**TO BE DONE:** Reproduce all of the material below line for line, changing nothing.
___ ITEMS
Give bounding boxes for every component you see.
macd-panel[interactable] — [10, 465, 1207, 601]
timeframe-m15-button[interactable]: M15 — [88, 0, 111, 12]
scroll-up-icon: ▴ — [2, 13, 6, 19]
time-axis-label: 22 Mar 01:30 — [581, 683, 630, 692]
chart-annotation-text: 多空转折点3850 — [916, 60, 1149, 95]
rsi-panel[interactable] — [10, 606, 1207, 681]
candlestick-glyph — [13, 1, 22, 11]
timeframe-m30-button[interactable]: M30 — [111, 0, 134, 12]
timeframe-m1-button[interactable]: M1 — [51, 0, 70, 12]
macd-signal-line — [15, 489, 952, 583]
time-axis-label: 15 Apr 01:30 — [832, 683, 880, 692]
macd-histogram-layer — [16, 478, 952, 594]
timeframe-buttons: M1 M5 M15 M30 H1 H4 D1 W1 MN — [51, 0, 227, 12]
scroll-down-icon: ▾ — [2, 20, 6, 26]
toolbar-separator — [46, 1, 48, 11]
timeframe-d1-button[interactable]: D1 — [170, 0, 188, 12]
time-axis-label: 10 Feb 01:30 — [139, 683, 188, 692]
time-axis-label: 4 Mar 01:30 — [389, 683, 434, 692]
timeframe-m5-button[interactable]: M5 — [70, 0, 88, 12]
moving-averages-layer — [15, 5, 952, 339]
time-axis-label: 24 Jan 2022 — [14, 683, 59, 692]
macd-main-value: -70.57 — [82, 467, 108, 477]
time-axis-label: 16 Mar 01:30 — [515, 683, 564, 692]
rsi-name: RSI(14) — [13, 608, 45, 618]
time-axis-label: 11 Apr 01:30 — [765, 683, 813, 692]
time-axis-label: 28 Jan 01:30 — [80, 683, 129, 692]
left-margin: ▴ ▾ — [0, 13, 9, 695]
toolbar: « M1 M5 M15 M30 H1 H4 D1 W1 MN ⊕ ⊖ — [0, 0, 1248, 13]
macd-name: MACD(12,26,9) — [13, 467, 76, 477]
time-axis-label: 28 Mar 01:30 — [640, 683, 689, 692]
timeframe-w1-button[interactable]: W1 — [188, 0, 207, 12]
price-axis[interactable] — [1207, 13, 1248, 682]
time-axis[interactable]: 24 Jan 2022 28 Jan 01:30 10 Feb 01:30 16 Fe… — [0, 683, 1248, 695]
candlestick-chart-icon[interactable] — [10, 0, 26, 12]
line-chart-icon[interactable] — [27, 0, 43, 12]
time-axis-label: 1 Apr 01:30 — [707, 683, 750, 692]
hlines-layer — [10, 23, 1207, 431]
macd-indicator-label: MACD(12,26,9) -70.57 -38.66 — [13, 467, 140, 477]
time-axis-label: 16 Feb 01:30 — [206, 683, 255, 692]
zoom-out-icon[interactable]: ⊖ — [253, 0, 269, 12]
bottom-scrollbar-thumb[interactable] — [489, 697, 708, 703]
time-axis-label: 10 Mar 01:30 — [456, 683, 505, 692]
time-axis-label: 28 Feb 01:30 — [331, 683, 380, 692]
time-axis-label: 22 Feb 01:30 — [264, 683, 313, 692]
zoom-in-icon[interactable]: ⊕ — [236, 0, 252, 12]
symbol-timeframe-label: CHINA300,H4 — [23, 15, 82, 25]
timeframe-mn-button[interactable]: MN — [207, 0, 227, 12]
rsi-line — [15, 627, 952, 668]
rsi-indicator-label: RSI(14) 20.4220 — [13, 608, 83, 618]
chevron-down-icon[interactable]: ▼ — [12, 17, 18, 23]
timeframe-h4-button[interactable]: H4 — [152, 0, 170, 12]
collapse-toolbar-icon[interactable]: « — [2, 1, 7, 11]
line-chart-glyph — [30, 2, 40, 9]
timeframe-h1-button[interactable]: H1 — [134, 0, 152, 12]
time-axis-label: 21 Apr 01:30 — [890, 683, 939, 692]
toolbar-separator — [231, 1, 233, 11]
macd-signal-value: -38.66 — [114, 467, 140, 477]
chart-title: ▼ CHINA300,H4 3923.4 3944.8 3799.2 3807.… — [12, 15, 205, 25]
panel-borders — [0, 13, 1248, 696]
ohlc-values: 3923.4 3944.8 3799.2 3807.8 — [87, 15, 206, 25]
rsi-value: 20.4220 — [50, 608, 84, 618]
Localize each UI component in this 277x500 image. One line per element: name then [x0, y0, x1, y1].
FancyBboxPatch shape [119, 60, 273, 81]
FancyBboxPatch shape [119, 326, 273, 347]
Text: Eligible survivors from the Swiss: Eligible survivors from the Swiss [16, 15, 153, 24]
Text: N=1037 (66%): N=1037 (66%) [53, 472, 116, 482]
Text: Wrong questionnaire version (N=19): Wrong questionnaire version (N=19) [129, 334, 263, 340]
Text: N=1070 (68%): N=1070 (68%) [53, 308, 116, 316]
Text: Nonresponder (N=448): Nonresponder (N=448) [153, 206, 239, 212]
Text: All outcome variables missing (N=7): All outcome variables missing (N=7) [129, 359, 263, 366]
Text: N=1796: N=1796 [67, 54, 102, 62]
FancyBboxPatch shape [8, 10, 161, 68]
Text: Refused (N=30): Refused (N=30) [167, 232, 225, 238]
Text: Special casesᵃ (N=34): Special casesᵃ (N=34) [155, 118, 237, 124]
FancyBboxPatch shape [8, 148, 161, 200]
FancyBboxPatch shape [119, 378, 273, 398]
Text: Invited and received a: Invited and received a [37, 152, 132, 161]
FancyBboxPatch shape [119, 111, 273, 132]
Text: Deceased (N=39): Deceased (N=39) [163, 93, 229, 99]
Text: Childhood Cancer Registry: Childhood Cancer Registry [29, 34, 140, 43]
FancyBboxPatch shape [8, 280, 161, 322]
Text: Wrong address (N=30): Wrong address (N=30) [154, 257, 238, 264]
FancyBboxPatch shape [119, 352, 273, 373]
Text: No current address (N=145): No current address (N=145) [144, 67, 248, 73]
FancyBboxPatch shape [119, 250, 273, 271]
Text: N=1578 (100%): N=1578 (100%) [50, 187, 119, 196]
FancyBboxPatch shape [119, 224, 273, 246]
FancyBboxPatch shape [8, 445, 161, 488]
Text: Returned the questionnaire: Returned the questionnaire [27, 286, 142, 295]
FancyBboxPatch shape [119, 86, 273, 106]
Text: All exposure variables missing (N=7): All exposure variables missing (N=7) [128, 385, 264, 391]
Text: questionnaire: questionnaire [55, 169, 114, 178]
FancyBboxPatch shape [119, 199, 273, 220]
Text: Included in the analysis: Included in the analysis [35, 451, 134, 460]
______
**SOLUTION FOR THIS PROBLEM:**
Give bounding boxes for every component you see.
macd-panel[interactable] — [10, 465, 1207, 601]
timeframe-m15-button[interactable]: M15 — [88, 0, 111, 12]
scroll-up-icon: ▴ — [2, 13, 6, 19]
time-axis-label: 22 Mar 01:30 — [581, 683, 630, 692]
chart-annotation-text: 多空转折点3850 — [916, 60, 1149, 95]
rsi-panel[interactable] — [10, 606, 1207, 681]
candlestick-glyph — [13, 1, 22, 11]
timeframe-m30-button[interactable]: M30 — [111, 0, 134, 12]
timeframe-m1-button[interactable]: M1 — [51, 0, 70, 12]
macd-signal-line — [15, 489, 952, 583]
time-axis-label: 15 Apr 01:30 — [832, 683, 880, 692]
macd-histogram-layer — [16, 478, 952, 594]
timeframe-buttons: M1 M5 M15 M30 H1 H4 D1 W1 MN — [51, 0, 227, 12]
scroll-down-icon: ▾ — [2, 20, 6, 26]
toolbar-separator — [46, 1, 48, 11]
timeframe-d1-button[interactable]: D1 — [170, 0, 188, 12]
time-axis-label: 10 Feb 01:30 — [139, 683, 188, 692]
time-axis-label: 4 Mar 01:30 — [389, 683, 434, 692]
timeframe-m5-button[interactable]: M5 — [70, 0, 88, 12]
moving-averages-layer — [15, 5, 952, 339]
time-axis-label: 24 Jan 2022 — [14, 683, 59, 692]
macd-main-value: -70.57 — [82, 467, 108, 477]
time-axis-label: 16 Mar 01:30 — [515, 683, 564, 692]
rsi-name: RSI(14) — [13, 608, 45, 618]
time-axis-label: 11 Apr 01:30 — [765, 683, 813, 692]
time-axis-label: 28 Jan 01:30 — [80, 683, 129, 692]
left-margin: ▴ ▾ — [0, 13, 9, 695]
toolbar: « M1 M5 M15 M30 H1 H4 D1 W1 MN ⊕ ⊖ — [0, 0, 1248, 13]
macd-name: MACD(12,26,9) — [13, 467, 76, 477]
time-axis-label: 28 Mar 01:30 — [640, 683, 689, 692]
timeframe-w1-button[interactable]: W1 — [188, 0, 207, 12]
price-axis[interactable] — [1207, 13, 1248, 682]
time-axis[interactable]: 24 Jan 2022 28 Jan 01:30 10 Feb 01:30 16 Fe… — [0, 683, 1248, 695]
candlestick-chart-icon[interactable] — [10, 0, 26, 12]
line-chart-icon[interactable] — [27, 0, 43, 12]
time-axis-label: 1 Apr 01:30 — [707, 683, 750, 692]
hlines-layer — [10, 23, 1207, 431]
macd-indicator-label: MACD(12,26,9) -70.57 -38.66 — [13, 467, 140, 477]
time-axis-label: 16 Feb 01:30 — [206, 683, 255, 692]
zoom-out-icon[interactable]: ⊖ — [253, 0, 269, 12]
bottom-scrollbar-thumb[interactable] — [489, 697, 708, 703]
time-axis-label: 10 Mar 01:30 — [456, 683, 505, 692]
time-axis-label: 28 Feb 01:30 — [331, 683, 380, 692]
time-axis-label: 22 Feb 01:30 — [264, 683, 313, 692]
zoom-in-icon[interactable]: ⊕ — [236, 0, 252, 12]
symbol-timeframe-label: CHINA300,H4 — [23, 15, 82, 25]
timeframe-mn-button[interactable]: MN — [207, 0, 227, 12]
rsi-line — [15, 627, 952, 668]
rsi-indicator-label: RSI(14) 20.4220 — [13, 608, 83, 618]
chevron-down-icon[interactable]: ▼ — [12, 17, 18, 23]
timeframe-h4-button[interactable]: H4 — [152, 0, 170, 12]
collapse-toolbar-icon[interactable]: « — [2, 1, 7, 11]
line-chart-glyph — [30, 2, 40, 9]
timeframe-h1-button[interactable]: H1 — [134, 0, 152, 12]
time-axis-label: 21 Apr 01:30 — [890, 683, 939, 692]
toolbar-separator — [231, 1, 233, 11]
macd-signal-value: -38.66 — [114, 467, 140, 477]
chart-title: ▼ CHINA300,H4 3923.4 3944.8 3799.2 3807.… — [12, 15, 205, 25]
panel-borders — [0, 13, 1248, 696]
ohlc-values: 3923.4 3944.8 3799.2 3807.8 — [87, 15, 206, 25]
rsi-value: 20.4220 — [50, 608, 84, 618]
Localize each UI component in this 277x500 image. One line per element: name then [x0, y0, x1, y1].
FancyBboxPatch shape [119, 60, 273, 81]
FancyBboxPatch shape [119, 326, 273, 347]
Text: Eligible survivors from the Swiss: Eligible survivors from the Swiss [16, 15, 153, 24]
Text: N=1037 (66%): N=1037 (66%) [53, 472, 116, 482]
Text: Wrong questionnaire version (N=19): Wrong questionnaire version (N=19) [129, 334, 263, 340]
Text: N=1070 (68%): N=1070 (68%) [53, 308, 116, 316]
Text: Nonresponder (N=448): Nonresponder (N=448) [153, 206, 239, 212]
Text: All outcome variables missing (N=7): All outcome variables missing (N=7) [129, 359, 263, 366]
Text: N=1796: N=1796 [67, 54, 102, 62]
FancyBboxPatch shape [8, 10, 161, 68]
Text: Refused (N=30): Refused (N=30) [167, 232, 225, 238]
Text: Special casesᵃ (N=34): Special casesᵃ (N=34) [155, 118, 237, 124]
FancyBboxPatch shape [8, 148, 161, 200]
FancyBboxPatch shape [119, 378, 273, 398]
Text: Invited and received a: Invited and received a [37, 152, 132, 161]
FancyBboxPatch shape [119, 111, 273, 132]
Text: Deceased (N=39): Deceased (N=39) [163, 93, 229, 99]
Text: Childhood Cancer Registry: Childhood Cancer Registry [29, 34, 140, 43]
FancyBboxPatch shape [8, 280, 161, 322]
Text: Wrong address (N=30): Wrong address (N=30) [154, 257, 238, 264]
FancyBboxPatch shape [119, 352, 273, 373]
Text: No current address (N=145): No current address (N=145) [144, 67, 248, 73]
FancyBboxPatch shape [119, 250, 273, 271]
Text: N=1578 (100%): N=1578 (100%) [50, 187, 119, 196]
FancyBboxPatch shape [119, 224, 273, 246]
FancyBboxPatch shape [8, 445, 161, 488]
Text: Returned the questionnaire: Returned the questionnaire [27, 286, 142, 295]
FancyBboxPatch shape [119, 86, 273, 106]
Text: All exposure variables missing (N=7): All exposure variables missing (N=7) [128, 385, 264, 391]
Text: questionnaire: questionnaire [55, 169, 114, 178]
FancyBboxPatch shape [119, 199, 273, 220]
Text: Included in the analysis: Included in the analysis [35, 451, 134, 460]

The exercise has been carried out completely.